__WHAT IS NEEDED__. Your task is to extract every entry that follows word for word while excluding the pictures.

__GIVEN ENTRIES__.
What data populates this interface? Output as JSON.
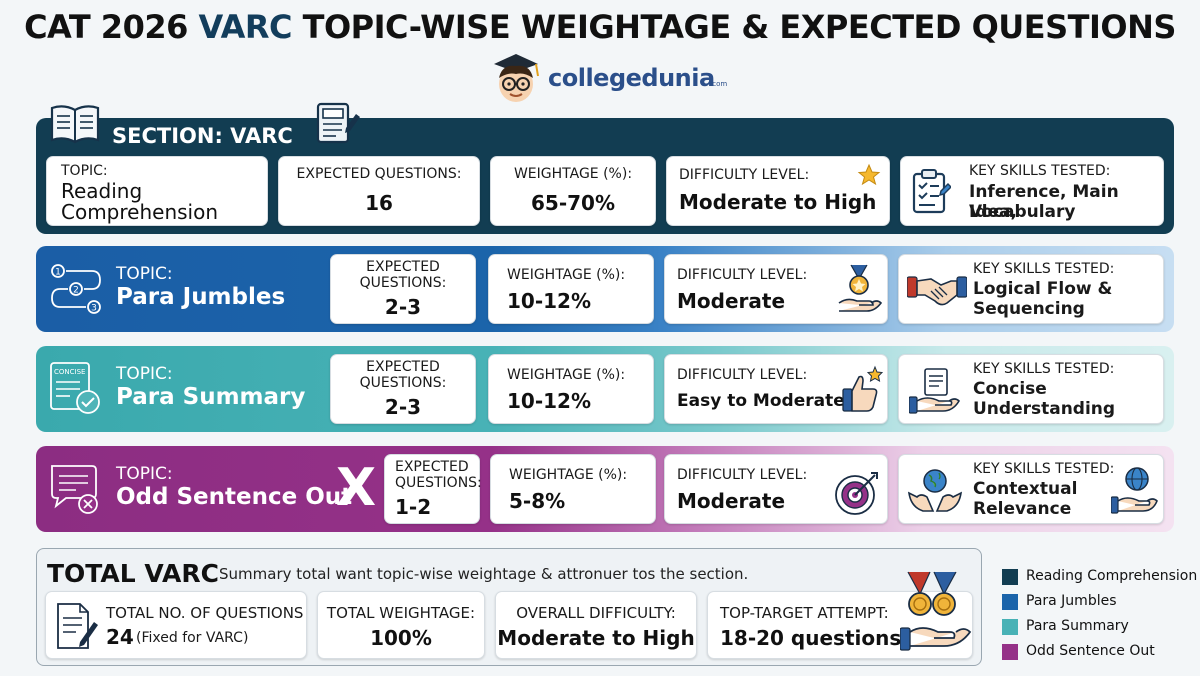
{
  "title": {
    "prefix": "CAT 2026 ",
    "accent": "VARC",
    "suffix": " TOPIC-WISE WEIGHTAGE & EXPECTED QUESTIONS"
  },
  "brand": {
    "name": "collegedunia",
    "tld": ".com"
  },
  "section": {
    "label": "SECTION: VARC",
    "topic_label": "TOPIC:",
    "topic_name_line1": "Reading",
    "topic_name_line2": "Comprehension",
    "expected_label": "EXPECTED QUESTIONS:",
    "expected_value": "16",
    "weightage_label": "WEIGHTAGE (%):",
    "weightage_value": "65-70%",
    "difficulty_label": "DIFFICULTY LEVEL:",
    "difficulty_value": "Moderate to High",
    "skills_label": "KEY SKILLS TESTED:",
    "skills_line1": "Inference, Main Idea,",
    "skills_line2": "Vocabulary"
  },
  "topics": [
    {
      "topic_label": "TOPIC:",
      "topic_name": "Para Jumbles",
      "expected_line1": "EXPECTED",
      "expected_line2": "QUESTIONS:",
      "expected_value": "2-3",
      "weightage_label": "WEIGHTAGE (%):",
      "weightage_value": "10-12%",
      "difficulty_label": "DIFFICULTY LEVEL:",
      "difficulty_value": "Moderate",
      "skills_label": "KEY SKILLS TESTED:",
      "skills_line1": "Logical Flow &",
      "skills_line2": "Sequencing"
    },
    {
      "topic_label": "TOPIC:",
      "topic_name": "Para Summary",
      "icon_text": "CONCISE",
      "expected_line1": "EXPECTED",
      "expected_line2": "QUESTIONS:",
      "expected_value": "2-3",
      "weightage_label": "WEIGHTAGE (%):",
      "weightage_value": "10-12%",
      "difficulty_label": "DIFFICULTY LEVEL:",
      "difficulty_value": "Easy to Moderate",
      "skills_label": "KEY SKILLS TESTED:",
      "skills_line1": "Concise",
      "skills_line2": "Understanding"
    },
    {
      "topic_label": "TOPIC:",
      "topic_name": "Odd Sentence Out",
      "mark": "X",
      "expected_line1": "EXPECTED",
      "expected_line2": "QUESTIONS:",
      "expected_value": "1-2",
      "weightage_label": "WEIGHTAGE (%):",
      "weightage_value": "5-8%",
      "difficulty_label": "DIFFICULTY LEVEL:",
      "difficulty_value": "Moderate",
      "skills_label": "KEY SKILLS TESTED:",
      "skills_line1": "Contextual",
      "skills_line2": "Relevance"
    }
  ],
  "total": {
    "heading": "TOTAL VARC",
    "subtitle": "Summary total want topic-wise weightage & attronuer tos the section.",
    "questions_label": "TOTAL NO. OF QUESTIONS",
    "questions_value": "24",
    "questions_note": "(Fixed for VARC)",
    "weightage_label": "TOTAL WEIGHTAGE:",
    "weightage_value": "100%",
    "difficulty_label": "OVERALL DIFFICULTY:",
    "difficulty_value": "Moderate to High",
    "attempt_label": "TOP-TARGET ATTEMPT:",
    "attempt_value": "18-20 questions"
  },
  "legend": [
    {
      "label": "Reading Comprehension",
      "color": "#123d52"
    },
    {
      "label": "Para Jumbles",
      "color": "#1b64aa"
    },
    {
      "label": "Para Summary",
      "color": "#48b2b6"
    },
    {
      "label": "Odd Sentence Out",
      "color": "#953188"
    }
  ],
  "icons": {
    "book": "open-book-icon",
    "notebook": "notebook-pen-icon",
    "star": "star-icon",
    "clipboard": "clipboard-checklist-icon",
    "sequence": "sequence-steps-icon",
    "medal": "medal-hand-icon",
    "handshake": "handshake-icon",
    "concise": "concise-document-icon",
    "thumbs": "thumbs-up-icon",
    "doc_hand": "document-hand-icon",
    "odd": "odd-sentence-icon",
    "target": "target-icon",
    "globe_hands": "globe-hands-icon",
    "globe_hand": "globe-hand-icon",
    "doc_pen": "document-pen-icon",
    "medals_hand": "medals-hand-icon"
  }
}
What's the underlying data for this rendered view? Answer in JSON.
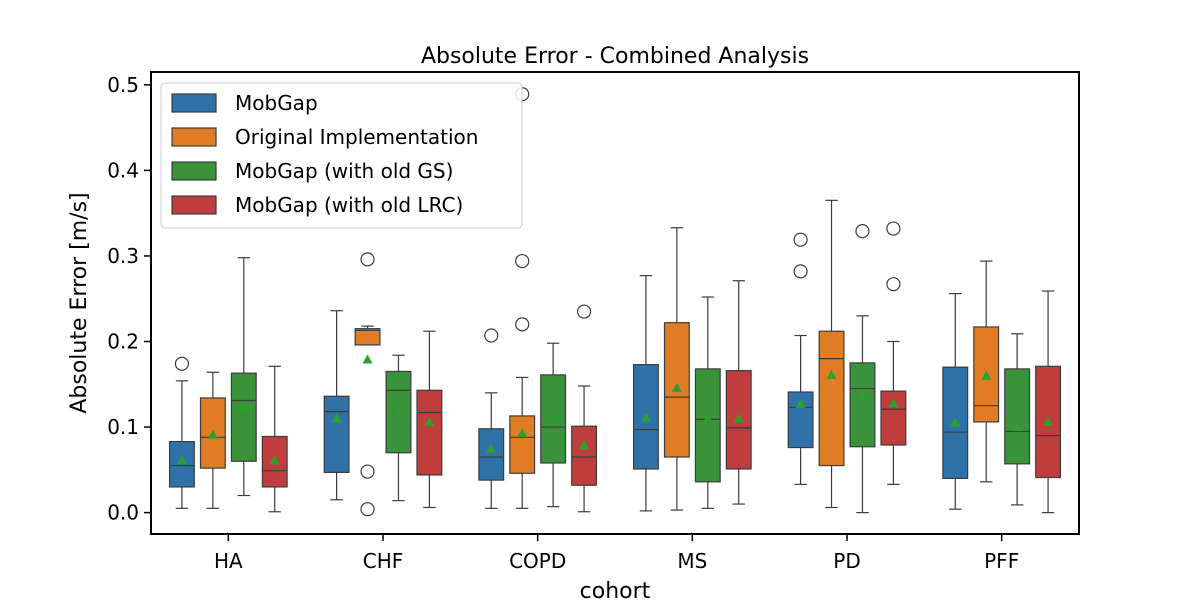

__RESULT OF THIS EXERCISE__.
What data populates this interface? Output as JSON.
{
  "title": {
    "prefix": "CAT 2026 ",
    "accent": "VARC",
    "suffix": " TOPIC-WISE WEIGHTAGE & EXPECTED QUESTIONS"
  },
  "brand": {
    "name": "collegedunia",
    "tld": ".com"
  },
  "section": {
    "label": "SECTION: VARC",
    "topic_label": "TOPIC:",
    "topic_name_line1": "Reading",
    "topic_name_line2": "Comprehension",
    "expected_label": "EXPECTED QUESTIONS:",
    "expected_value": "16",
    "weightage_label": "WEIGHTAGE (%):",
    "weightage_value": "65-70%",
    "difficulty_label": "DIFFICULTY LEVEL:",
    "difficulty_value": "Moderate to High",
    "skills_label": "KEY SKILLS TESTED:",
    "skills_line1": "Inference, Main Idea,",
    "skills_line2": "Vocabulary"
  },
  "topics": [
    {
      "topic_label": "TOPIC:",
      "topic_name": "Para Jumbles",
      "expected_line1": "EXPECTED",
      "expected_line2": "QUESTIONS:",
      "expected_value": "2-3",
      "weightage_label": "WEIGHTAGE (%):",
      "weightage_value": "10-12%",
      "difficulty_label": "DIFFICULTY LEVEL:",
      "difficulty_value": "Moderate",
      "skills_label": "KEY SKILLS TESTED:",
      "skills_line1": "Logical Flow &",
      "skills_line2": "Sequencing"
    },
    {
      "topic_label": "TOPIC:",
      "topic_name": "Para Summary",
      "icon_text": "CONCISE",
      "expected_line1": "EXPECTED",
      "expected_line2": "QUESTIONS:",
      "expected_value": "2-3",
      "weightage_label": "WEIGHTAGE (%):",
      "weightage_value": "10-12%",
      "difficulty_label": "DIFFICULTY LEVEL:",
      "difficulty_value": "Easy to Moderate",
      "skills_label": "KEY SKILLS TESTED:",
      "skills_line1": "Concise",
      "skills_line2": "Understanding"
    },
    {
      "topic_label": "TOPIC:",
      "topic_name": "Odd Sentence Out",
      "mark": "X",
      "expected_line1": "EXPECTED",
      "expected_line2": "QUESTIONS:",
      "expected_value": "1-2",
      "weightage_label": "WEIGHTAGE (%):",
      "weightage_value": "5-8%",
      "difficulty_label": "DIFFICULTY LEVEL:",
      "difficulty_value": "Moderate",
      "skills_label": "KEY SKILLS TESTED:",
      "skills_line1": "Contextual",
      "skills_line2": "Relevance"
    }
  ],
  "total": {
    "heading": "TOTAL VARC",
    "subtitle": "Summary total want topic-wise weightage & attronuer tos the section.",
    "questions_label": "TOTAL NO. OF QUESTIONS",
    "questions_value": "24",
    "questions_note": "(Fixed for VARC)",
    "weightage_label": "TOTAL WEIGHTAGE:",
    "weightage_value": "100%",
    "difficulty_label": "OVERALL DIFFICULTY:",
    "difficulty_value": "Moderate to High",
    "attempt_label": "TOP-TARGET ATTEMPT:",
    "attempt_value": "18-20 questions"
  },
  "legend": [
    {
      "label": "Reading Comprehension",
      "color": "#123d52"
    },
    {
      "label": "Para Jumbles",
      "color": "#1b64aa"
    },
    {
      "label": "Para Summary",
      "color": "#48b2b6"
    },
    {
      "label": "Odd Sentence Out",
      "color": "#953188"
    }
  ],
  "icons": {
    "book": "open-book-icon",
    "notebook": "notebook-pen-icon",
    "star": "star-icon",
    "clipboard": "clipboard-checklist-icon",
    "sequence": "sequence-steps-icon",
    "medal": "medal-hand-icon",
    "handshake": "handshake-icon",
    "concise": "concise-document-icon",
    "thumbs": "thumbs-up-icon",
    "doc_hand": "document-hand-icon",
    "odd": "odd-sentence-icon",
    "target": "target-icon",
    "globe_hands": "globe-hands-icon",
    "globe_hand": "globe-hand-icon",
    "doc_pen": "document-pen-icon",
    "medals_hand": "medals-hand-icon"
  }
}
What's the underlying data for this rendered view? Answer in JSON.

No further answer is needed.